WHAT NEEDS TO BE DONE:
Please give the data below again in full, exactly as it stands.

RECORDS PROVIDED:
- - -

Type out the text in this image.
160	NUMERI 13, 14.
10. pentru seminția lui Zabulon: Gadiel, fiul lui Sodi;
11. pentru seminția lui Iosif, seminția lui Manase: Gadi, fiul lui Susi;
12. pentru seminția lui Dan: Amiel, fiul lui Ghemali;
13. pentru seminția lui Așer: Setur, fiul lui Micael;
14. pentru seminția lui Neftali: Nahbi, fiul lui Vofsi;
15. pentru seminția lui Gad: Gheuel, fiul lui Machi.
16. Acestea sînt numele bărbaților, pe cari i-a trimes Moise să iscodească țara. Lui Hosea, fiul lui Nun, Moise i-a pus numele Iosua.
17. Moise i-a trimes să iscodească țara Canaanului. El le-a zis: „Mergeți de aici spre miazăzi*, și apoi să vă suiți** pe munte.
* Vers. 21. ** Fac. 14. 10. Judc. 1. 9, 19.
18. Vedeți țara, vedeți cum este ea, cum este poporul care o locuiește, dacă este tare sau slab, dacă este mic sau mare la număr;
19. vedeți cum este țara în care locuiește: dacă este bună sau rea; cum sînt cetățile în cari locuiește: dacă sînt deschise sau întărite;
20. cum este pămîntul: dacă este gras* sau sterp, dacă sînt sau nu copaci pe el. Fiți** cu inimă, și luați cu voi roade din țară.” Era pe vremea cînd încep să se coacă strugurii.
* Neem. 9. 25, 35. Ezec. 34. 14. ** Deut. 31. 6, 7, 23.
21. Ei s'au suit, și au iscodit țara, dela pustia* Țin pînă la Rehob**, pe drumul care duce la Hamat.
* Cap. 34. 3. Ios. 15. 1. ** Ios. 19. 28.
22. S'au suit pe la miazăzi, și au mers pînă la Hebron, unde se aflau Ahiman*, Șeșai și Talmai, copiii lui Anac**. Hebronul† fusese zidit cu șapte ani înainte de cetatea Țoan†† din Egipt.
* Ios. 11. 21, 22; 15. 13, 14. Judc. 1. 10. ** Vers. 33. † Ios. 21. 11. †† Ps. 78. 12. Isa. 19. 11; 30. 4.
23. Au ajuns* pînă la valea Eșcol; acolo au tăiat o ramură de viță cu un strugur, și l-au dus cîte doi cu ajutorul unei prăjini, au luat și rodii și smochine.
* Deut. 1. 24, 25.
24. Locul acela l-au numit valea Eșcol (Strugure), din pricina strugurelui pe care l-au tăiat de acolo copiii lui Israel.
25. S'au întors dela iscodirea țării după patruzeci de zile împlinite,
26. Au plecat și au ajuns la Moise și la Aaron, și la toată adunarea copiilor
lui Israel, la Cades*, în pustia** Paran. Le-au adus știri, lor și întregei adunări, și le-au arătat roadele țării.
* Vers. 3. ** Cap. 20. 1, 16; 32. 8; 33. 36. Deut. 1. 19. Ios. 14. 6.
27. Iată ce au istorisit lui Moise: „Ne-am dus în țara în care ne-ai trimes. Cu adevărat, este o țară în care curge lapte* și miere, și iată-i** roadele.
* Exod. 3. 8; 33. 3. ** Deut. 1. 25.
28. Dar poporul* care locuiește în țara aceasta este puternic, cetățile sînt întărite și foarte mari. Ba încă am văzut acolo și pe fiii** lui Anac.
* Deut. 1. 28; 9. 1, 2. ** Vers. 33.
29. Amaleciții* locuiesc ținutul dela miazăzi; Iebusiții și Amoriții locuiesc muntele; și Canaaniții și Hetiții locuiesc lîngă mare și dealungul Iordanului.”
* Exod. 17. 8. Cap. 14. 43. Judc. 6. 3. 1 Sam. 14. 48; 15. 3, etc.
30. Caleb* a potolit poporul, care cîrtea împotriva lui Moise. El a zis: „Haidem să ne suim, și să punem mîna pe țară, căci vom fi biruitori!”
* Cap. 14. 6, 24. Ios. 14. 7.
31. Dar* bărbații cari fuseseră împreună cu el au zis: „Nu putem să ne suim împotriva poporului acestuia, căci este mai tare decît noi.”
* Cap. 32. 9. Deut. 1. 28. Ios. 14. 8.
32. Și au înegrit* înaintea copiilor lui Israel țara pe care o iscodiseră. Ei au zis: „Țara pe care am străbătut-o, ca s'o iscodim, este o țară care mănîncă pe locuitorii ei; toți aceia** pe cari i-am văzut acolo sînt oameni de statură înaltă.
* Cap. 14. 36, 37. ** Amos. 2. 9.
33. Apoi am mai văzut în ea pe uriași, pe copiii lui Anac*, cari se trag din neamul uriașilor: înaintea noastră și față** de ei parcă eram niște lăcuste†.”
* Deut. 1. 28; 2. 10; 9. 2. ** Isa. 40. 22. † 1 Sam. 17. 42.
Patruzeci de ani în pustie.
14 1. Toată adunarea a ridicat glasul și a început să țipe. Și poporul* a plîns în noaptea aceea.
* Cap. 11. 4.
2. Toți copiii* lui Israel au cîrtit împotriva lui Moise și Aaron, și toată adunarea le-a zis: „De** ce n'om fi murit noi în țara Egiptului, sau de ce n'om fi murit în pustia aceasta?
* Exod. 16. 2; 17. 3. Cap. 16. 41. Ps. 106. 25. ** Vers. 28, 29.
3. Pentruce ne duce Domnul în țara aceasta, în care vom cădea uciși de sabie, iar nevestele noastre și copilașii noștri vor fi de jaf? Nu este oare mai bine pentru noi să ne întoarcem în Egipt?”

- - -

RESPONSE TO THE EXERCISE:
Type out the text in this image.
160	NUMERI 13, 14.
10. pentru seminția lui Zabulon: Gadiel, fiul lui Sodi;
11. pentru seminția lui Iosif, seminția lui Manase: Gadi, fiul lui Susi;
12. pentru seminția lui Dan: Amiel, fiul lui Ghemali;
13. pentru seminția lui Așer: Setur, fiul lui Micael;
14. pentru seminția lui Neftali: Nahbi, fiul lui Vofsi;
15. pentru seminția lui Gad: Gheuel, fiul lui Machi.
16. Acestea sînt numele bărbaților, pe cari i-a trimes Moise să iscodească țara. Lui Hosea, fiul lui Nun, Moise i-a pus numele Iosua.
17. Moise i-a trimes să iscodească țara Canaanului. El le-a zis: „Mergeți de aici spre miazăzi*, și apoi să vă suiți** pe munte.
* Vers. 21. ** Fac. 14. 10. Judc. 1. 9, 19.
18. Vedeți țara, vedeți cum este ea, cum este poporul care o locuiește, dacă este tare sau slab, dacă este mic sau mare la număr;
19. vedeți cum este țara în care locuiește: dacă este bună sau rea; cum sînt cetățile în cari locuiește: dacă sînt deschise sau întărite;
20. cum este pămîntul: dacă este gras* sau sterp, dacă sînt sau nu copaci pe el. Fiți** cu inimă, și luați cu voi roade din țară.” Era pe vremea cînd încep să se coacă strugurii.
* Neem. 9. 25, 35. Ezec. 34. 14. ** Deut. 31. 6, 7, 23.
21. Ei s'au suit, și au iscodit țara, dela pustia* Țin pînă la Rehob**, pe drumul care duce la Hamat.
* Cap. 34. 3. Ios. 15. 1. ** Ios. 19. 28.
22. S'au suit pe la miazăzi, și au mers pînă la Hebron, unde se aflau Ahiman*, Șeșai și Talmai, copiii lui Anac**. Hebronul† fusese zidit cu șapte ani înainte de cetatea Țoan†† din Egipt.
* Ios. 11. 21, 22; 15. 13, 14. Judc. 1. 10. ** Vers. 33. † Ios. 21. 11. †† Ps. 78. 12. Isa. 19. 11; 30. 4.
23. Au ajuns* pînă la valea Eșcol; acolo au tăiat o ramură de viță cu un strugur, și l-au dus cîte doi cu ajutorul unei prăjini, au luat și rodii și smochine.
* Deut. 1. 24, 25.
24. Locul acela l-au numit valea Eșcol (Strugure), din pricina strugurelui pe care l-au tăiat de acolo copiii lui Israel.
25. S'au întors dela iscodirea țării după patruzeci de zile împlinite,
26. Au plecat și au ajuns la Moise și la Aaron, și la toată adunarea copiilor
lui Israel, la Cades*, în pustia** Paran. Le-au adus știri, lor și întregei adunări, și le-au arătat roadele țării.
* Vers. 3. ** Cap. 20. 1, 16; 32. 8; 33. 36. Deut. 1. 19. Ios. 14. 6.
27. Iată ce au istorisit lui Moise: „Ne-am dus în țara în care ne-ai trimes. Cu adevărat, este o țară în care curge lapte* și miere, și iată-i** roadele.
* Exod. 3. 8; 33. 3. ** Deut. 1. 25.
28. Dar poporul* care locuiește în țara aceasta este puternic, cetățile sînt întărite și foarte mari. Ba încă am văzut acolo și pe fiii** lui Anac.
* Deut. 1. 28; 9. 1, 2. ** Vers. 33.
29. Amaleciții* locuiesc ținutul dela miazăzi; Iebusiții și Amoriții locuiesc muntele; și Canaaniții și Hetiții locuiesc lîngă mare și dealungul Iordanului.”
* Exod. 17. 8. Cap. 14. 43. Judc. 6. 3. 1 Sam. 14. 48; 15. 3, etc.
30. Caleb* a potolit poporul, care cîrtea împotriva lui Moise. El a zis: „Haidem să ne suim, și să punem mîna pe țară, căci vom fi biruitori!”
* Cap. 14. 6, 24. Ios. 14. 7.
31. Dar* bărbații cari fuseseră împreună cu el au zis: „Nu putem să ne suim împotriva poporului acestuia, căci este mai tare decît noi.”
* Cap. 32. 9. Deut. 1. 28. Ios. 14. 8.
32. Și au înegrit* înaintea copiilor lui Israel țara pe care o iscodiseră. Ei au zis: „Țara pe care am străbătut-o, ca s'o iscodim, este o țară care mănîncă pe locuitorii ei; toți aceia** pe cari i-am văzut acolo sînt oameni de statură înaltă.
* Cap. 14. 36, 37. ** Amos. 2. 9.
33. Apoi am mai văzut în ea pe uriași, pe copiii lui Anac*, cari se trag din neamul uriașilor: înaintea noastră și față** de ei parcă eram niște lăcuste†.”
* Deut. 1. 28; 2. 10; 9. 2. ** Isa. 40. 22. † 1 Sam. 17. 42.
Patruzeci de ani în pustie.
14 1. Toată adunarea a ridicat glasul și a început să țipe. Și poporul* a plîns în noaptea aceea.
* Cap. 11. 4.
2. Toți copiii* lui Israel au cîrtit împotriva lui Moise și Aaron, și toată adunarea le-a zis: „De** ce n'om fi murit noi în țara Egiptului, sau de ce n'om fi murit în pustia aceasta?
* Exod. 16. 2; 17. 3. Cap. 16. 41. Ps. 106. 25. ** Vers. 28, 29.
3. Pentruce ne duce Domnul în țara aceasta, în care vom cădea uciși de sabie, iar nevestele noastre și copilașii noștri vor fi de jaf? Nu este oare mai bine pentru noi să ne întoarcem în Egipt?”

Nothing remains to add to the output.